Look through the listing below and give the number of lines that hold "JSON". Say nothing more.

(Figure contents as structured data)
----

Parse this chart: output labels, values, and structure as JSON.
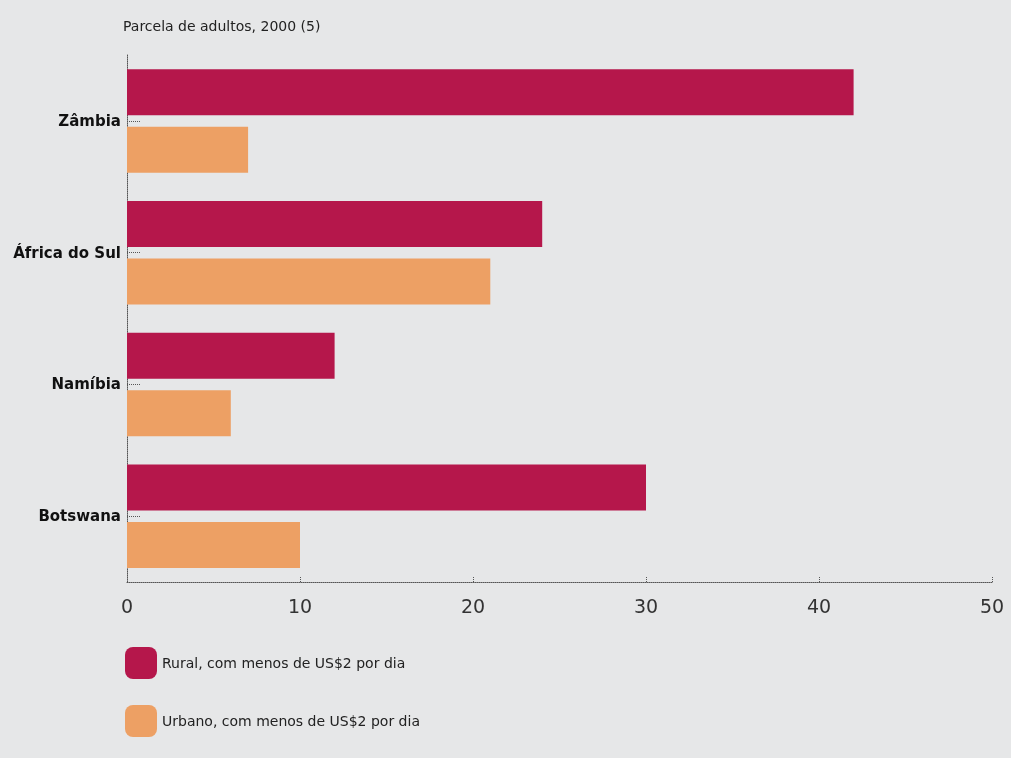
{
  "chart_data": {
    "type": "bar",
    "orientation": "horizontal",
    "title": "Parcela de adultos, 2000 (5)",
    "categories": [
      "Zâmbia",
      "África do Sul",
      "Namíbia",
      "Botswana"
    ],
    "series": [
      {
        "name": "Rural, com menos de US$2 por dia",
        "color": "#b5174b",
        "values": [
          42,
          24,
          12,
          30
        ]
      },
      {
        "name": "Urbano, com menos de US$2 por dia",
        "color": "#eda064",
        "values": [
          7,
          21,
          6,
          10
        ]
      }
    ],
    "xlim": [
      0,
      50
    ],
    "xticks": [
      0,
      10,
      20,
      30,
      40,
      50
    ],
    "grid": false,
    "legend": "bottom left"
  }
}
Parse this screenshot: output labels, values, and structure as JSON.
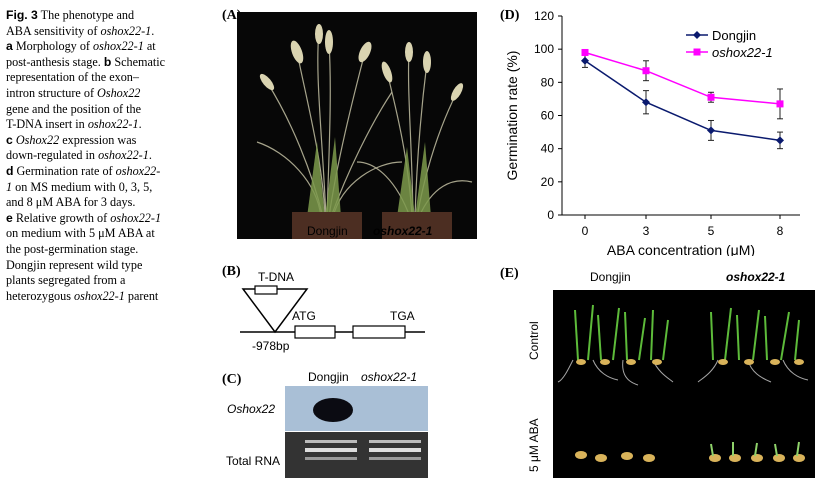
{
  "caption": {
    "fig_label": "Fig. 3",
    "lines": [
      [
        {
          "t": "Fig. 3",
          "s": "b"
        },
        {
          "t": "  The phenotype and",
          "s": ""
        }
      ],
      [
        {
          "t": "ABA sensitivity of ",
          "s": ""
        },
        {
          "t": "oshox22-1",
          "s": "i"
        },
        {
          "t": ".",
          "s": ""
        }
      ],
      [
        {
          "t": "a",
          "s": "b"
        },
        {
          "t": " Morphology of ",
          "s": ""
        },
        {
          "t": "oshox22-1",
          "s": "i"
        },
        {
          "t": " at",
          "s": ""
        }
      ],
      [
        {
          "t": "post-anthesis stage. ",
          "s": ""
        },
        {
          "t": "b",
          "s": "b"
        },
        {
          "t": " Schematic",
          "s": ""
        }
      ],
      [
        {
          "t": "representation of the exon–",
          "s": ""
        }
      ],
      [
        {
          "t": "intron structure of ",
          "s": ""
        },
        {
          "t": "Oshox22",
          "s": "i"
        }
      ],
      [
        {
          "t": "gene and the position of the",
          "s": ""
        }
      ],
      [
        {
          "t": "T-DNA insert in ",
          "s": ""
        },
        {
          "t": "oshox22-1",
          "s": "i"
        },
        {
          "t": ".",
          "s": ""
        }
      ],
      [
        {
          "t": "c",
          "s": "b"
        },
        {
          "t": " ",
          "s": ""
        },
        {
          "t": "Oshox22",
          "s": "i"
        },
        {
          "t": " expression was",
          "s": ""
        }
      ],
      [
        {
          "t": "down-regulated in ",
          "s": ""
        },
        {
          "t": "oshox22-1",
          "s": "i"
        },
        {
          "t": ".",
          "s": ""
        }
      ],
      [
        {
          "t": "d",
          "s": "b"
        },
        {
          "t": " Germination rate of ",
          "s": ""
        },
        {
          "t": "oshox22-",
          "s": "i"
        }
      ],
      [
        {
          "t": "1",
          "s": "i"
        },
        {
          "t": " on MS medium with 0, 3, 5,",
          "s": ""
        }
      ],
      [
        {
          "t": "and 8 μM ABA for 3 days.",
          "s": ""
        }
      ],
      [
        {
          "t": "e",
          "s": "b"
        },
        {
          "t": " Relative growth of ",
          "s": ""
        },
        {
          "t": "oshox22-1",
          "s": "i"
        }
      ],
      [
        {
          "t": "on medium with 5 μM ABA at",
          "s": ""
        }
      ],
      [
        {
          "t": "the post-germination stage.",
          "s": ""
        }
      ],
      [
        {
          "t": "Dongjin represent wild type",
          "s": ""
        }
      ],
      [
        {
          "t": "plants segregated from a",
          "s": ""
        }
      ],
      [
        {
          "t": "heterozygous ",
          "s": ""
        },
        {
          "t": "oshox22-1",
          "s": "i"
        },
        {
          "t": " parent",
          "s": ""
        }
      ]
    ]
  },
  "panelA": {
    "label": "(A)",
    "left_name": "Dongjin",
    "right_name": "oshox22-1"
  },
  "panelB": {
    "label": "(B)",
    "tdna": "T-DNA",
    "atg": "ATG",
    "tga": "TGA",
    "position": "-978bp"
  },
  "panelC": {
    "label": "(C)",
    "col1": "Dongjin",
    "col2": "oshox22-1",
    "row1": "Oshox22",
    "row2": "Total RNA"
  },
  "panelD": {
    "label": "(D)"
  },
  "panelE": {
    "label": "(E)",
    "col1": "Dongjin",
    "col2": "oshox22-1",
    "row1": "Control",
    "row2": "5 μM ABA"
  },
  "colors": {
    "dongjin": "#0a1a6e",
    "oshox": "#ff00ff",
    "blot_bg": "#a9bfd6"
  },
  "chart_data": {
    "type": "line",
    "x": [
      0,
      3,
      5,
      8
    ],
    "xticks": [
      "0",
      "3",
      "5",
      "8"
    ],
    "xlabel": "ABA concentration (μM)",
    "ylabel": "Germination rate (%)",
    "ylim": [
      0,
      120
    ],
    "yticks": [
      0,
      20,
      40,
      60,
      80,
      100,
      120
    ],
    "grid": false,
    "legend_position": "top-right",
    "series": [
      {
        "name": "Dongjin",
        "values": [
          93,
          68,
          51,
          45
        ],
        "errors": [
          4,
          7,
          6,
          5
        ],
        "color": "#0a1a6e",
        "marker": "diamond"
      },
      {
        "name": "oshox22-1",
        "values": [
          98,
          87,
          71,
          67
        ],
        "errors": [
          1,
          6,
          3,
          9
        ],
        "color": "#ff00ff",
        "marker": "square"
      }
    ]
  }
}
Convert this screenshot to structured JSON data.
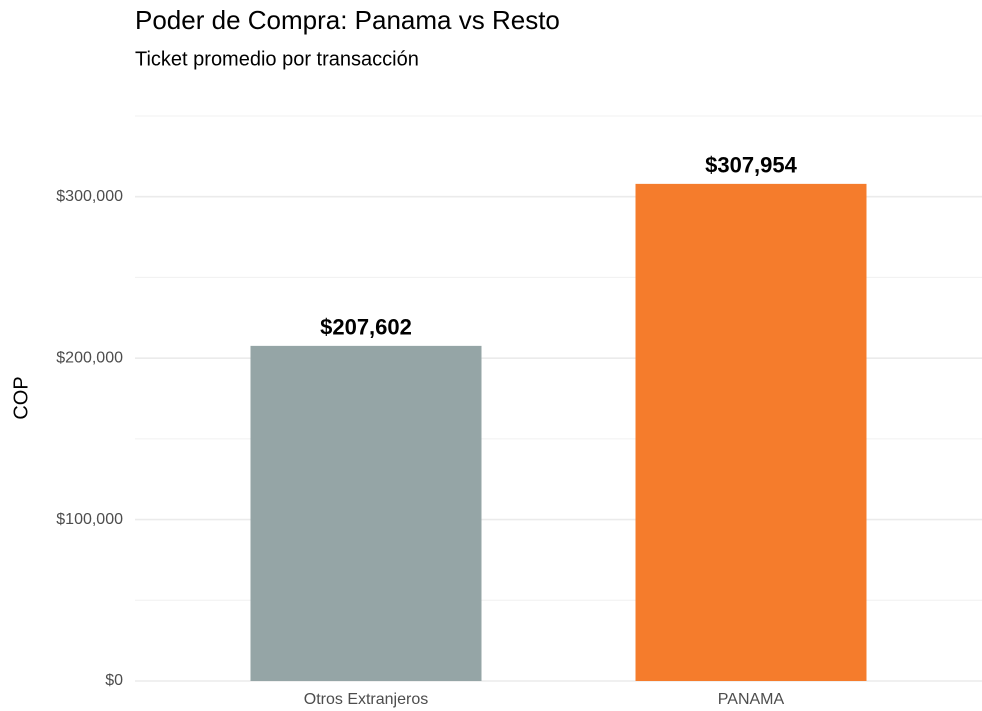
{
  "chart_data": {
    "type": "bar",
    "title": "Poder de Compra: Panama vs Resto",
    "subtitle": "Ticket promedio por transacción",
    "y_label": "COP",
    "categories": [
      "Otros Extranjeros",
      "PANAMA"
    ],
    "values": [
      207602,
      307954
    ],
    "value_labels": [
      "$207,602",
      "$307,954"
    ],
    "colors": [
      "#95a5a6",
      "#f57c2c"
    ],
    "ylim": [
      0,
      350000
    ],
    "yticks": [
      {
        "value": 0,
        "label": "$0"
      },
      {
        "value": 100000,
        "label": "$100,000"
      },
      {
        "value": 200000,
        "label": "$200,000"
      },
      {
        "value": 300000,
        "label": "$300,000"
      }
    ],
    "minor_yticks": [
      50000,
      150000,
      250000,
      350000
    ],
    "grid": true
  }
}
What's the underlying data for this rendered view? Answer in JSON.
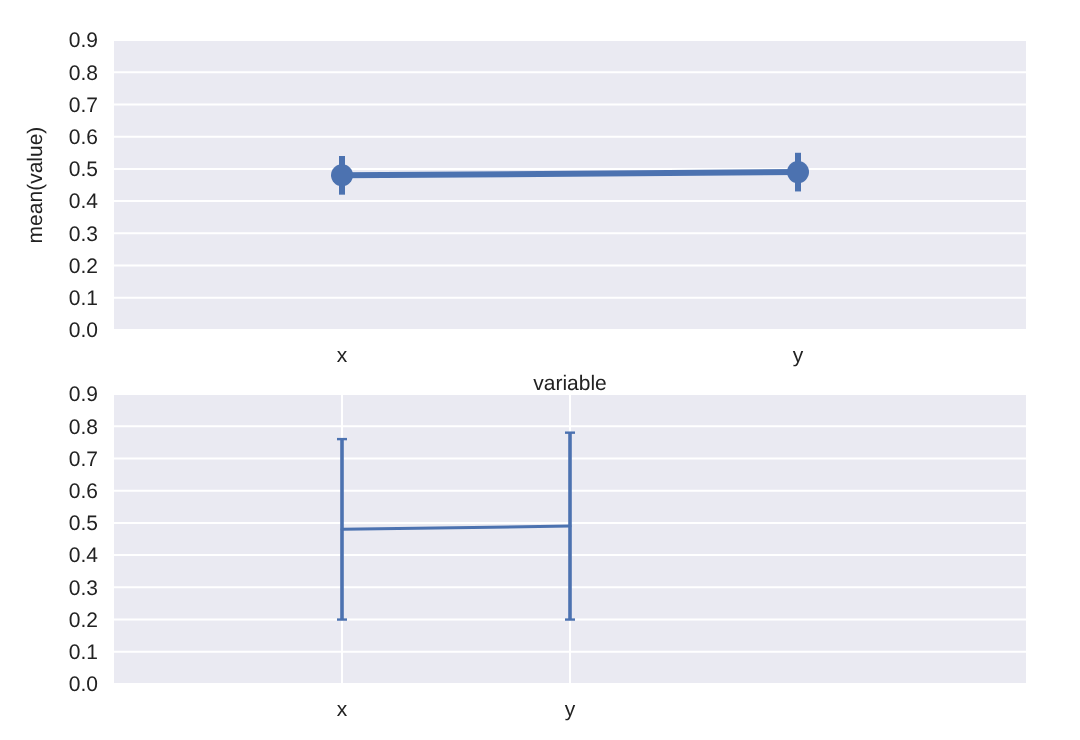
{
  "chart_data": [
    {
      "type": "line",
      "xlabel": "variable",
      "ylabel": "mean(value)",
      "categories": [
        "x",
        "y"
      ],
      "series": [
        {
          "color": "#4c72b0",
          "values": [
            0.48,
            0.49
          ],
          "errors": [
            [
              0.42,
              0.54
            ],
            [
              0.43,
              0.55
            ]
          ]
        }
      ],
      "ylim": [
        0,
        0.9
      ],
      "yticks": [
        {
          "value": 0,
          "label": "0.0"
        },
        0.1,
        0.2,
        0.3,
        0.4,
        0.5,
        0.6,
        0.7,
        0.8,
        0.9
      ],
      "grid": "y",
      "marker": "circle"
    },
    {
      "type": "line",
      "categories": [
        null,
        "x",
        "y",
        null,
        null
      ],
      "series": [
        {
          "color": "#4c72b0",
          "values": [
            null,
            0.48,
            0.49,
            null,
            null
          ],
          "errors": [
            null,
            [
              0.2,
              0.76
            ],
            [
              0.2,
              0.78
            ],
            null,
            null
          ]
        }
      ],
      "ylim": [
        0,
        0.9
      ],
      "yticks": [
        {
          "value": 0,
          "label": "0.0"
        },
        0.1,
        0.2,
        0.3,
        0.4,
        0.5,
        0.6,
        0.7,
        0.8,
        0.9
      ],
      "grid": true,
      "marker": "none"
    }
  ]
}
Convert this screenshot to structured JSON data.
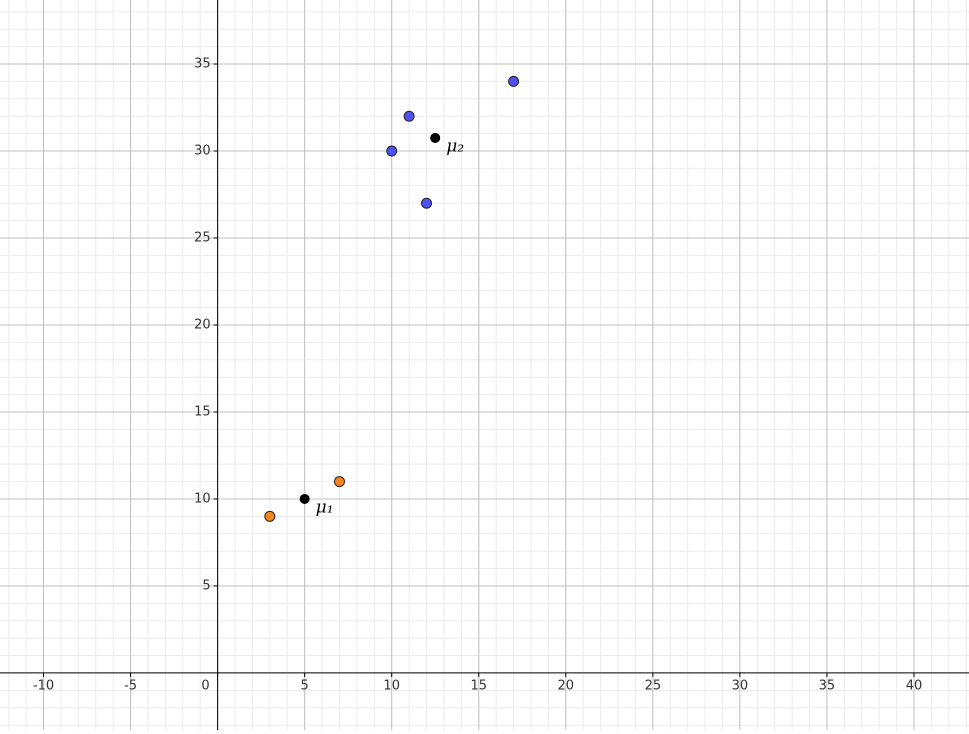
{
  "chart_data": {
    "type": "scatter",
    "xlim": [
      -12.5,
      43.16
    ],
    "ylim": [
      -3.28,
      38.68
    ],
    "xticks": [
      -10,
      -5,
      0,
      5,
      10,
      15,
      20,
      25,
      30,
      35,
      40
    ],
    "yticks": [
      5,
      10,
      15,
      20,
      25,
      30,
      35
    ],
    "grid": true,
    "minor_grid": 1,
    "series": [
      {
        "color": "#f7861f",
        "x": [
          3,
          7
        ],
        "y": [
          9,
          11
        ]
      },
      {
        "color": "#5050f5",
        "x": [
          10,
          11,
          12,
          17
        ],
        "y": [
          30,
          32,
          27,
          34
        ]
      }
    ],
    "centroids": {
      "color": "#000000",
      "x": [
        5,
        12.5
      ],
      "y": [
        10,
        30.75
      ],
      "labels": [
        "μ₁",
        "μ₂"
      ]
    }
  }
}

----

-- Task result --
5